- **Given problem**: Pull out each line of the records holding the string "cradle".

- **Provided material**:
↓↓↓

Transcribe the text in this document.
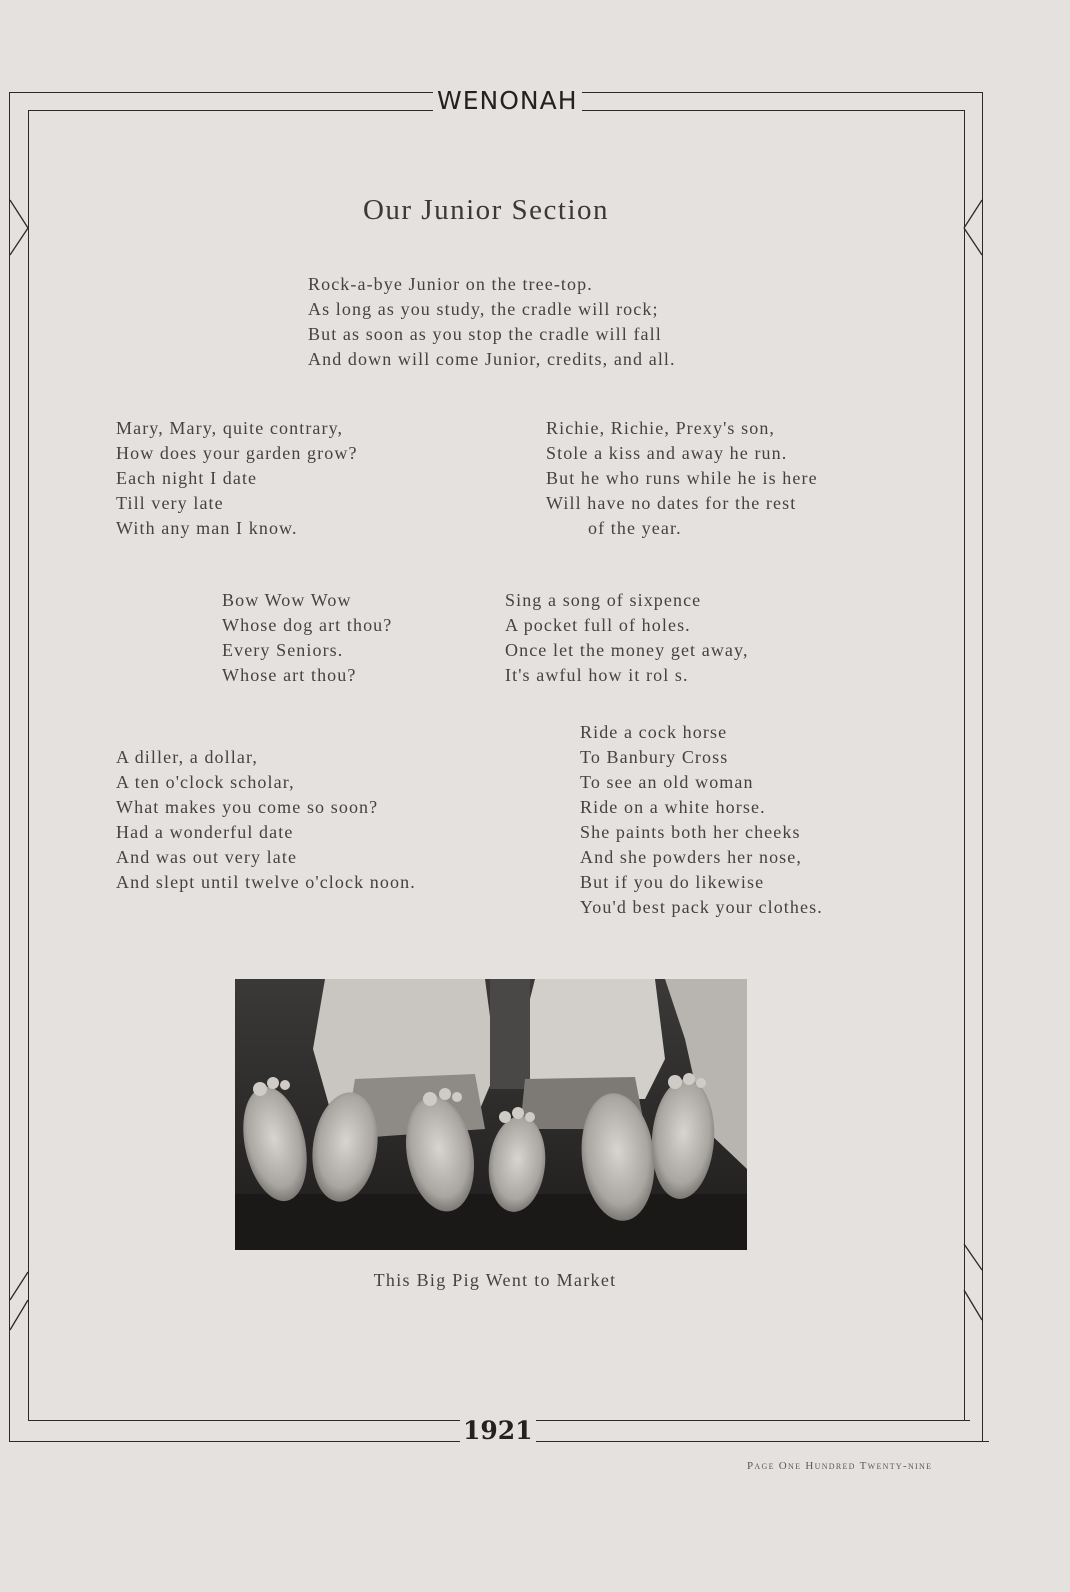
WENONAH
1921
Page One Hundred Twenty-nine
Our Junior Section
Rock-a-bye Junior on the tree-top.
As long as you study, the cradle will rock;
But as soon as you stop the cradle will fall
And down will come Junior, credits, and all.
Mary, Mary, quite contrary,
How does your garden grow?
Each night I date
Till very late
With any man I know.
Richie, Richie, Prexy's son,
Stole a kiss and away he run.
But he who runs while he is here
Will have no dates for the rest
of the year.
Bow Wow Wow
Whose dog art thou?
Every Seniors.
Whose art thou?
Sing a song of sixpence
A pocket full of holes.
Once let the money get away,
It's awful how it rol s.
A diller, a dollar,
A ten o'clock scholar,
What makes you come so soon?
Had a wonderful date
And was out very late
And slept until twelve o'clock noon.
Ride a cock horse
To Banbury Cross
To see an old woman
Ride on a white horse.
She paints both her cheeks
And she powders her nose,
But if you do likewise
You'd best pack your clothes.
This Big Pig Went to Market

↑↑↑

- **Result of this task**:
As long as you study, the cradle will rock;
But as soon as you stop the cradle will fall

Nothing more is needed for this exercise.